EXERCISE - From the entries below, say how many lines carry the word "marchcxxc", and give nothing but the number.

Stored entries

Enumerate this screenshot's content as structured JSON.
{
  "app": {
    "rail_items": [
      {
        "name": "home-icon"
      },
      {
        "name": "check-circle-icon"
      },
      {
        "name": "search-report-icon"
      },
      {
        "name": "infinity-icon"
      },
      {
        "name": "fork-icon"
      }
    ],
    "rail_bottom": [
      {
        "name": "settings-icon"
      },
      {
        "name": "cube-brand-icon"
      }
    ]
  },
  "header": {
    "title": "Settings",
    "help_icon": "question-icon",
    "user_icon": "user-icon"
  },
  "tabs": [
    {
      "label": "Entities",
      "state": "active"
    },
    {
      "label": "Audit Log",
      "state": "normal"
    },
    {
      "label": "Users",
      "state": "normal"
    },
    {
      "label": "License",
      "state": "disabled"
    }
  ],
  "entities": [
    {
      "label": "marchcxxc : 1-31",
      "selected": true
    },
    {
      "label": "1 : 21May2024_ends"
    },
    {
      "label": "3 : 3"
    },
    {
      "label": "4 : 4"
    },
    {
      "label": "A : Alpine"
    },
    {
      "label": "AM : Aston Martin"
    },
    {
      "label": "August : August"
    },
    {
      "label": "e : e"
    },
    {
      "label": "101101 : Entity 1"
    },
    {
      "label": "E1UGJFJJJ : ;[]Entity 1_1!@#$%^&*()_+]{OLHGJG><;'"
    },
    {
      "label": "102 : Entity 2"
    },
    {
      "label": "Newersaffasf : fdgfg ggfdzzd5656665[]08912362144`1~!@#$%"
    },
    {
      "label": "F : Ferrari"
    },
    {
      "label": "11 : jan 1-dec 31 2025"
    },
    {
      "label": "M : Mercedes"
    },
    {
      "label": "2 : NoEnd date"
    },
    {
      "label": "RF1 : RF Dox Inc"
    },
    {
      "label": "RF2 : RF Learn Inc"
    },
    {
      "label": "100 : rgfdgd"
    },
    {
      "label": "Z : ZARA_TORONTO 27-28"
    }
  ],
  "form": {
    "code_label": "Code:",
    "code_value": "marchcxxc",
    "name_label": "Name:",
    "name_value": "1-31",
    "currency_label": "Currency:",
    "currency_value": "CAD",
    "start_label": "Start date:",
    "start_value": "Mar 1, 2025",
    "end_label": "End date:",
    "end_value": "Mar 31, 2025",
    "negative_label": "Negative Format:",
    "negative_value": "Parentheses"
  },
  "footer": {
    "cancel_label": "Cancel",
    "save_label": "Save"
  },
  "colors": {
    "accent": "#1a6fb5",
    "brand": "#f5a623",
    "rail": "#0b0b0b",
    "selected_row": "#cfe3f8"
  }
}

SOLUTION BELOW - 2